▶ Exercise aim
Send back all the data below, exactly as given.

▶ Dataset items

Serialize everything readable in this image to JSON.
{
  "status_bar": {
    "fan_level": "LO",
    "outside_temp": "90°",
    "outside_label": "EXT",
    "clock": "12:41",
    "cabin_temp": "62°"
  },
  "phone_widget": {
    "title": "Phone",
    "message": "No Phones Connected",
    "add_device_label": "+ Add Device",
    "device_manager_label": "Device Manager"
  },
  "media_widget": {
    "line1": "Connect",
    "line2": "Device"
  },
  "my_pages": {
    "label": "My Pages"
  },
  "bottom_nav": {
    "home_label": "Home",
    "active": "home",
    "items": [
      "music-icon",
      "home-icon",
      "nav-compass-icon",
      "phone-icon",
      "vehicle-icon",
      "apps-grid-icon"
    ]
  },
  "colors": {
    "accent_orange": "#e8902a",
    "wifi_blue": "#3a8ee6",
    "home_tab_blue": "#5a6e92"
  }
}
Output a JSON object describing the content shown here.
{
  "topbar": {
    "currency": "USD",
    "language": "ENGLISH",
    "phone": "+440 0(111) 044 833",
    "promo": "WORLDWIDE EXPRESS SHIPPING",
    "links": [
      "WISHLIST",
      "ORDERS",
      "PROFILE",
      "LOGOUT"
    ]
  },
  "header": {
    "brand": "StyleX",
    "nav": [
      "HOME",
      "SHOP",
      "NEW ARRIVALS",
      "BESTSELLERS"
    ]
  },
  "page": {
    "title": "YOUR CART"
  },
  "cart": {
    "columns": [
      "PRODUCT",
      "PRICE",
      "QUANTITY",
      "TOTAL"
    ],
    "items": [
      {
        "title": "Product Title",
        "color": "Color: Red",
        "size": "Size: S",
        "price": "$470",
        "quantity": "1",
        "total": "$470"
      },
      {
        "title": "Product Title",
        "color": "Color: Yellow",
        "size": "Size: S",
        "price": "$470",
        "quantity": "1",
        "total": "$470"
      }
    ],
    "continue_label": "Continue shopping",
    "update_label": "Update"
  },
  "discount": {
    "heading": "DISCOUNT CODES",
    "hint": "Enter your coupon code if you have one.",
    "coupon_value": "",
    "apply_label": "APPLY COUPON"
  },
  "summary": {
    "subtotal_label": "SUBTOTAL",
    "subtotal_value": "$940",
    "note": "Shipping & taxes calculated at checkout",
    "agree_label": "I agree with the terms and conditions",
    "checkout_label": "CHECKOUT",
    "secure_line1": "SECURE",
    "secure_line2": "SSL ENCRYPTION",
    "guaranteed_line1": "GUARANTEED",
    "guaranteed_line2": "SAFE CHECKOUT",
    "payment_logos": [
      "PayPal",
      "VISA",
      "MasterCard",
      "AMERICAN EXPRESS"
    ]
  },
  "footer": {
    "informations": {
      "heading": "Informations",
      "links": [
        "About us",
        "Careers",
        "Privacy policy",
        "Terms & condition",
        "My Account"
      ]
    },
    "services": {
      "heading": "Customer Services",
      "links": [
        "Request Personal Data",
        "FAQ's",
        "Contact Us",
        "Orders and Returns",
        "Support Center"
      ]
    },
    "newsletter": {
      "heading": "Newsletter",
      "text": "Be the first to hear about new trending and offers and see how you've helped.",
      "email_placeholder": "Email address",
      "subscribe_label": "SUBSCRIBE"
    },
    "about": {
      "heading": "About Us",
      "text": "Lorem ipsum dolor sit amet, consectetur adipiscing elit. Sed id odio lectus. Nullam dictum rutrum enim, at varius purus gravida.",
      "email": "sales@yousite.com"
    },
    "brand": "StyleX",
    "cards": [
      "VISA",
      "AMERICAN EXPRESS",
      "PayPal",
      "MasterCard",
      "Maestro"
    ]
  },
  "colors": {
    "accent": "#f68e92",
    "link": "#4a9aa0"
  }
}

▶ Final answer
Serialize everything readable in this image to JSON.
{
  "status_bar": {
    "fan_level": "LO",
    "outside_temp": "90°",
    "outside_label": "EXT",
    "clock": "12:41",
    "cabin_temp": "62°"
  },
  "phone_widget": {
    "title": "Phone",
    "message": "No Phones Connected",
    "add_device_label": "+ Add Device",
    "device_manager_label": "Device Manager"
  },
  "media_widget": {
    "line1": "Connect",
    "line2": "Device"
  },
  "my_pages": {
    "label": "My Pages"
  },
  "bottom_nav": {
    "home_label": "Home",
    "active": "home",
    "items": [
      "music-icon",
      "home-icon",
      "nav-compass-icon",
      "phone-icon",
      "vehicle-icon",
      "apps-grid-icon"
    ]
  },
  "colors": {
    "accent_orange": "#e8902a",
    "wifi_blue": "#3a8ee6",
    "home_tab_blue": "#5a6e92"
  }
}
Output a JSON object describing the content shown here.
{
  "topbar": {
    "currency": "USD",
    "language": "ENGLISH",
    "phone": "+440 0(111) 044 833",
    "promo": "WORLDWIDE EXPRESS SHIPPING",
    "links": [
      "WISHLIST",
      "ORDERS",
      "PROFILE",
      "LOGOUT"
    ]
  },
  "header": {
    "brand": "StyleX",
    "nav": [
      "HOME",
      "SHOP",
      "NEW ARRIVALS",
      "BESTSELLERS"
    ]
  },
  "page": {
    "title": "YOUR CART"
  },
  "cart": {
    "columns": [
      "PRODUCT",
      "PRICE",
      "QUANTITY",
      "TOTAL"
    ],
    "items": [
      {
        "title": "Product Title",
        "color": "Color: Red",
        "size": "Size: S",
        "price": "$470",
        "quantity": "1",
        "total": "$470"
      },
      {
        "title": "Product Title",
        "color": "Color: Yellow",
        "size": "Size: S",
        "price": "$470",
        "quantity": "1",
        "total": "$470"
      }
    ],
    "continue_label": "Continue shopping",
    "update_label": "Update"
  },
  "discount": {
    "heading": "DISCOUNT CODES",
    "hint": "Enter your coupon code if you have one.",
    "coupon_value": "",
    "apply_label": "APPLY COUPON"
  },
  "summary": {
    "subtotal_label": "SUBTOTAL",
    "subtotal_value": "$940",
    "note": "Shipping & taxes calculated at checkout",
    "agree_label": "I agree with the terms and conditions",
    "checkout_label": "CHECKOUT",
    "secure_line1": "SECURE",
    "secure_line2": "SSL ENCRYPTION",
    "guaranteed_line1": "GUARANTEED",
    "guaranteed_line2": "SAFE CHECKOUT",
    "payment_logos": [
      "PayPal",
      "VISA",
      "MasterCard",
      "AMERICAN EXPRESS"
    ]
  },
  "footer": {
    "informations": {
      "heading": "Informations",
      "links": [
        "About us",
        "Careers",
        "Privacy policy",
        "Terms & condition",
        "My Account"
      ]
    },
    "services": {
      "heading": "Customer Services",
      "links": [
        "Request Personal Data",
        "FAQ's",
        "Contact Us",
        "Orders and Returns",
        "Support Center"
      ]
    },
    "newsletter": {
      "heading": "Newsletter",
      "text": "Be the first to hear about new trending and offers and see how you've helped.",
      "email_placeholder": "Email address",
      "subscribe_label": "SUBSCRIBE"
    },
    "about": {
      "heading": "About Us",
      "text": "Lorem ipsum dolor sit amet, consectetur adipiscing elit. Sed id odio lectus. Nullam dictum rutrum enim, at varius purus gravida.",
      "email": "sales@yousite.com"
    },
    "brand": "StyleX",
    "cards": [
      "VISA",
      "AMERICAN EXPRESS",
      "PayPal",
      "MasterCard",
      "Maestro"
    ]
  },
  "colors": {
    "accent": "#f68e92",
    "link": "#4a9aa0"
  }
}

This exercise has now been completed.